EXERCISE PROMPT:
Restate, word for word, every line of the data.

(Stored entries)

════════════════

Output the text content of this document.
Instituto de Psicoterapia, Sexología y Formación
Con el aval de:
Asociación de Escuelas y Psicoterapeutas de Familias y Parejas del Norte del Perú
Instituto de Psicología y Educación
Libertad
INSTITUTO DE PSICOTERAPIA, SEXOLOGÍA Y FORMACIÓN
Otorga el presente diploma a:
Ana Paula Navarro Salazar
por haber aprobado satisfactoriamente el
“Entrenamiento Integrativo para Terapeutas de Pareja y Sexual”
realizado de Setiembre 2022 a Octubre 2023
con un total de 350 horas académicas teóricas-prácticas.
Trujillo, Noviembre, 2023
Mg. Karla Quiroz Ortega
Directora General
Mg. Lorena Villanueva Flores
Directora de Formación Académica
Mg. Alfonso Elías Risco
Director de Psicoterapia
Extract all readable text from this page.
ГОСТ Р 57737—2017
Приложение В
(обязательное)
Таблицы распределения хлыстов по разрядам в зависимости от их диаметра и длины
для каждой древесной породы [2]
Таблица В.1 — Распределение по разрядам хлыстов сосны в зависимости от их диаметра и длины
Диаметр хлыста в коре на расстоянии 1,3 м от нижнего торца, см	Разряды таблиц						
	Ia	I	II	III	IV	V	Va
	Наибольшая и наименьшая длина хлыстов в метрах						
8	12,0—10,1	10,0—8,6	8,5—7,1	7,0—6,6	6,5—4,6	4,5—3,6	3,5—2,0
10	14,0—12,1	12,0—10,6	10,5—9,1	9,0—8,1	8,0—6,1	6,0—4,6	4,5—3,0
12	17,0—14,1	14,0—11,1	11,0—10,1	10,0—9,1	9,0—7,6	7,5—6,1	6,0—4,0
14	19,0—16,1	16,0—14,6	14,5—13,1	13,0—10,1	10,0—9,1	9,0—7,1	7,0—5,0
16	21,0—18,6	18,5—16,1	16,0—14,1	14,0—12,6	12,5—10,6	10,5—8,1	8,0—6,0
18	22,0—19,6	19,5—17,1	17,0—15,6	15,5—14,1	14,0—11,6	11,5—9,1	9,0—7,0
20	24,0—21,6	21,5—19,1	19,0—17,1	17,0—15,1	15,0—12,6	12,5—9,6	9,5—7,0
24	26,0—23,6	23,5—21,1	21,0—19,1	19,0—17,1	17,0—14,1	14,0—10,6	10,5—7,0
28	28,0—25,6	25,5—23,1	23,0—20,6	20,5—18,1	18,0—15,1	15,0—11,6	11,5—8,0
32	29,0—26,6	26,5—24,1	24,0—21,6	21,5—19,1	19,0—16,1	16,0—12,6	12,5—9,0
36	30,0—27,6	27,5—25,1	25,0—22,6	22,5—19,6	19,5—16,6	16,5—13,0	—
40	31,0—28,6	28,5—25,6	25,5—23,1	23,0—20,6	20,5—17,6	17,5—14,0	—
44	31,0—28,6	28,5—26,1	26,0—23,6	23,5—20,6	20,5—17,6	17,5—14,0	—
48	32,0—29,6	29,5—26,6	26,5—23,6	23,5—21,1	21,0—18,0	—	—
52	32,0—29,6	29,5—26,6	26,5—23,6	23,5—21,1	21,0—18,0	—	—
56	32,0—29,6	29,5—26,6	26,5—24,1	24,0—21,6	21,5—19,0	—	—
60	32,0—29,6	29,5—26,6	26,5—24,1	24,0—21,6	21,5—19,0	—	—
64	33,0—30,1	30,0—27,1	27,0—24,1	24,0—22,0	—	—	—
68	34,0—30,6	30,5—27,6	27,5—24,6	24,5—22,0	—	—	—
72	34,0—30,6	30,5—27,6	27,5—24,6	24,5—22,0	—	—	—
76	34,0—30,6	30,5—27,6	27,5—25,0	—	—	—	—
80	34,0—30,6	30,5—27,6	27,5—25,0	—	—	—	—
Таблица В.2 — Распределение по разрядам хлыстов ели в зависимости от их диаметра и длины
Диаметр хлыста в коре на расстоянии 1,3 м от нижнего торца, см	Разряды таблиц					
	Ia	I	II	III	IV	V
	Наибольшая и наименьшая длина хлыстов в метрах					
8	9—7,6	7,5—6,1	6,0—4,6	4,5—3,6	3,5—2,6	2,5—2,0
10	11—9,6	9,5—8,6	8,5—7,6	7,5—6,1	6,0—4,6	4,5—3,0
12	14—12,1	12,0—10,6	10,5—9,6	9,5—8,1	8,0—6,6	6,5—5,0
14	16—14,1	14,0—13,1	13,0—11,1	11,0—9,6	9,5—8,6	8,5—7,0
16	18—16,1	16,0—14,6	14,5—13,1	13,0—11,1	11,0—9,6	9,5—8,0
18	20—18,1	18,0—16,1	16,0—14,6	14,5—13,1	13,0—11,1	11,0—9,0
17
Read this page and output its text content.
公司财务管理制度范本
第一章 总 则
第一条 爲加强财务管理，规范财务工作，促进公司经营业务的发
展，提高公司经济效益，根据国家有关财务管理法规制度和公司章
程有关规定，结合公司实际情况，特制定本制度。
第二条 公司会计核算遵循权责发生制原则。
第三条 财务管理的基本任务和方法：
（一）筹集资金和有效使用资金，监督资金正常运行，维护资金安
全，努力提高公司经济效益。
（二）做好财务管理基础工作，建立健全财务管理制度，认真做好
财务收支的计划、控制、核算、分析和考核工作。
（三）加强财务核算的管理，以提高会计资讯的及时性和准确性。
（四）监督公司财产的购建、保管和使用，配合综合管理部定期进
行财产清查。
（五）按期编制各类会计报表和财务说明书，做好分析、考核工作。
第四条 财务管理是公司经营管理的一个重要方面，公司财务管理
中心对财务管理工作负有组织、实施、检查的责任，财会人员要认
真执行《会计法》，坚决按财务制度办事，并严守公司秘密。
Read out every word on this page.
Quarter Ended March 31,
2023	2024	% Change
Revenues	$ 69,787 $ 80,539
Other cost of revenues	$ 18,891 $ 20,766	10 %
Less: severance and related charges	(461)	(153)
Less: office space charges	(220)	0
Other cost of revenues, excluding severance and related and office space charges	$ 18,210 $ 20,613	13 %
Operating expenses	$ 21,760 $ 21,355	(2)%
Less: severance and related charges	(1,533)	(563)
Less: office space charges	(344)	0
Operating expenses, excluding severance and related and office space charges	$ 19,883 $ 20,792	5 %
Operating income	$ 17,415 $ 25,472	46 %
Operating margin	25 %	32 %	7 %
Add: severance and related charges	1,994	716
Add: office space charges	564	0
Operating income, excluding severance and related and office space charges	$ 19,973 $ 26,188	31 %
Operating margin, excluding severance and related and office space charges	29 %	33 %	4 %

════════════════

COMPLETED TASK:
Output the text content of this document.
Instituto de Psicoterapia, Sexología y Formación
Con el aval de:
Asociación de Escuelas y Psicoterapeutas de Familias y Parejas del Norte del Perú
Instituto de Psicología y Educación
Libertad
INSTITUTO DE PSICOTERAPIA, SEXOLOGÍA Y FORMACIÓN
Otorga el presente diploma a:
Ana Paula Navarro Salazar
por haber aprobado satisfactoriamente el
“Entrenamiento Integrativo para Terapeutas de Pareja y Sexual”
realizado de Setiembre 2022 a Octubre 2023
con un total de 350 horas académicas teóricas-prácticas.
Trujillo, Noviembre, 2023
Mg. Karla Quiroz Ortega
Directora General
Mg. Lorena Villanueva Flores
Directora de Formación Académica
Mg. Alfonso Elías Risco
Director de Psicoterapia
Extract all readable text from this page.
ГОСТ Р 57737—2017
Приложение В
(обязательное)
Таблицы распределения хлыстов по разрядам в зависимости от их диаметра и длины
для каждой древесной породы [2]
Таблица В.1 — Распределение по разрядам хлыстов сосны в зависимости от их диаметра и длины
Диаметр хлыста в коре на расстоянии 1,3 м от нижнего торца, см	Разряды таблиц						
	Ia	I	II	III	IV	V	Va
	Наибольшая и наименьшая длина хлыстов в метрах						
8	12,0—10,1	10,0—8,6	8,5—7,1	7,0—6,6	6,5—4,6	4,5—3,6	3,5—2,0
10	14,0—12,1	12,0—10,6	10,5—9,1	9,0—8,1	8,0—6,1	6,0—4,6	4,5—3,0
12	17,0—14,1	14,0—11,1	11,0—10,1	10,0—9,1	9,0—7,6	7,5—6,1	6,0—4,0
14	19,0—16,1	16,0—14,6	14,5—13,1	13,0—10,1	10,0—9,1	9,0—7,1	7,0—5,0
16	21,0—18,6	18,5—16,1	16,0—14,1	14,0—12,6	12,5—10,6	10,5—8,1	8,0—6,0
18	22,0—19,6	19,5—17,1	17,0—15,6	15,5—14,1	14,0—11,6	11,5—9,1	9,0—7,0
20	24,0—21,6	21,5—19,1	19,0—17,1	17,0—15,1	15,0—12,6	12,5—9,6	9,5—7,0
24	26,0—23,6	23,5—21,1	21,0—19,1	19,0—17,1	17,0—14,1	14,0—10,6	10,5—7,0
28	28,0—25,6	25,5—23,1	23,0—20,6	20,5—18,1	18,0—15,1	15,0—11,6	11,5—8,0
32	29,0—26,6	26,5—24,1	24,0—21,6	21,5—19,1	19,0—16,1	16,0—12,6	12,5—9,0
36	30,0—27,6	27,5—25,1	25,0—22,6	22,5—19,6	19,5—16,6	16,5—13,0	—
40	31,0—28,6	28,5—25,6	25,5—23,1	23,0—20,6	20,5—17,6	17,5—14,0	—
44	31,0—28,6	28,5—26,1	26,0—23,6	23,5—20,6	20,5—17,6	17,5—14,0	—
48	32,0—29,6	29,5—26,6	26,5—23,6	23,5—21,1	21,0—18,0	—	—
52	32,0—29,6	29,5—26,6	26,5—23,6	23,5—21,1	21,0—18,0	—	—
56	32,0—29,6	29,5—26,6	26,5—24,1	24,0—21,6	21,5—19,0	—	—
60	32,0—29,6	29,5—26,6	26,5—24,1	24,0—21,6	21,5—19,0	—	—
64	33,0—30,1	30,0—27,1	27,0—24,1	24,0—22,0	—	—	—
68	34,0—30,6	30,5—27,6	27,5—24,6	24,5—22,0	—	—	—
72	34,0—30,6	30,5—27,6	27,5—24,6	24,5—22,0	—	—	—
76	34,0—30,6	30,5—27,6	27,5—25,0	—	—	—	—
80	34,0—30,6	30,5—27,6	27,5—25,0	—	—	—	—
Таблица В.2 — Распределение по разрядам хлыстов ели в зависимости от их диаметра и длины
Диаметр хлыста в коре на расстоянии 1,3 м от нижнего торца, см	Разряды таблиц					
	Ia	I	II	III	IV	V
	Наибольшая и наименьшая длина хлыстов в метрах					
8	9—7,6	7,5—6,1	6,0—4,6	4,5—3,6	3,5—2,6	2,5—2,0
10	11—9,6	9,5—8,6	8,5—7,6	7,5—6,1	6,0—4,6	4,5—3,0
12	14—12,1	12,0—10,6	10,5—9,6	9,5—8,1	8,0—6,6	6,5—5,0
14	16—14,1	14,0—13,1	13,0—11,1	11,0—9,6	9,5—8,6	8,5—7,0
16	18—16,1	16,0—14,6	14,5—13,1	13,0—11,1	11,0—9,6	9,5—8,0
18	20—18,1	18,0—16,1	16,0—14,6	14,5—13,1	13,0—11,1	11,0—9,0
17
Read this page and output its text content.
公司财务管理制度范本
第一章 总 则
第一条 爲加强财务管理，规范财务工作，促进公司经营业务的发
展，提高公司经济效益，根据国家有关财务管理法规制度和公司章
程有关规定，结合公司实际情况，特制定本制度。
第二条 公司会计核算遵循权责发生制原则。
第三条 财务管理的基本任务和方法：
（一）筹集资金和有效使用资金，监督资金正常运行，维护资金安
全，努力提高公司经济效益。
（二）做好财务管理基础工作，建立健全财务管理制度，认真做好
财务收支的计划、控制、核算、分析和考核工作。
（三）加强财务核算的管理，以提高会计资讯的及时性和准确性。
（四）监督公司财产的购建、保管和使用，配合综合管理部定期进
行财产清查。
（五）按期编制各类会计报表和财务说明书，做好分析、考核工作。
第四条 财务管理是公司经营管理的一个重要方面，公司财务管理
中心对财务管理工作负有组织、实施、检查的责任，财会人员要认
真执行《会计法》，坚决按财务制度办事，并严守公司秘密。
Read out every word on this page.
Quarter Ended March 31,
2023	2024	% Change
Revenues	$ 69,787 $ 80,539
Other cost of revenues	$ 18,891 $ 20,766	10 %
Less: severance and related charges	(461)	(153)
Less: office space charges	(220)	0
Other cost of revenues, excluding severance and related and office space charges	$ 18,210 $ 20,613	13 %
Operating expenses	$ 21,760 $ 21,355	(2)%
Less: severance and related charges	(1,533)	(563)
Less: office space charges	(344)	0
Operating expenses, excluding severance and related and office space charges	$ 19,883 $ 20,792	5 %
Operating income	$ 17,415 $ 25,472	46 %
Operating margin	25 %	32 %	7 %
Add: severance and related charges	1,994	716
Add: office space charges	564	0
Operating income, excluding severance and related and office space charges	$ 19,973 $ 26,188	31 %
Operating margin, excluding severance and related and office space charges	29 %	33 %	4 %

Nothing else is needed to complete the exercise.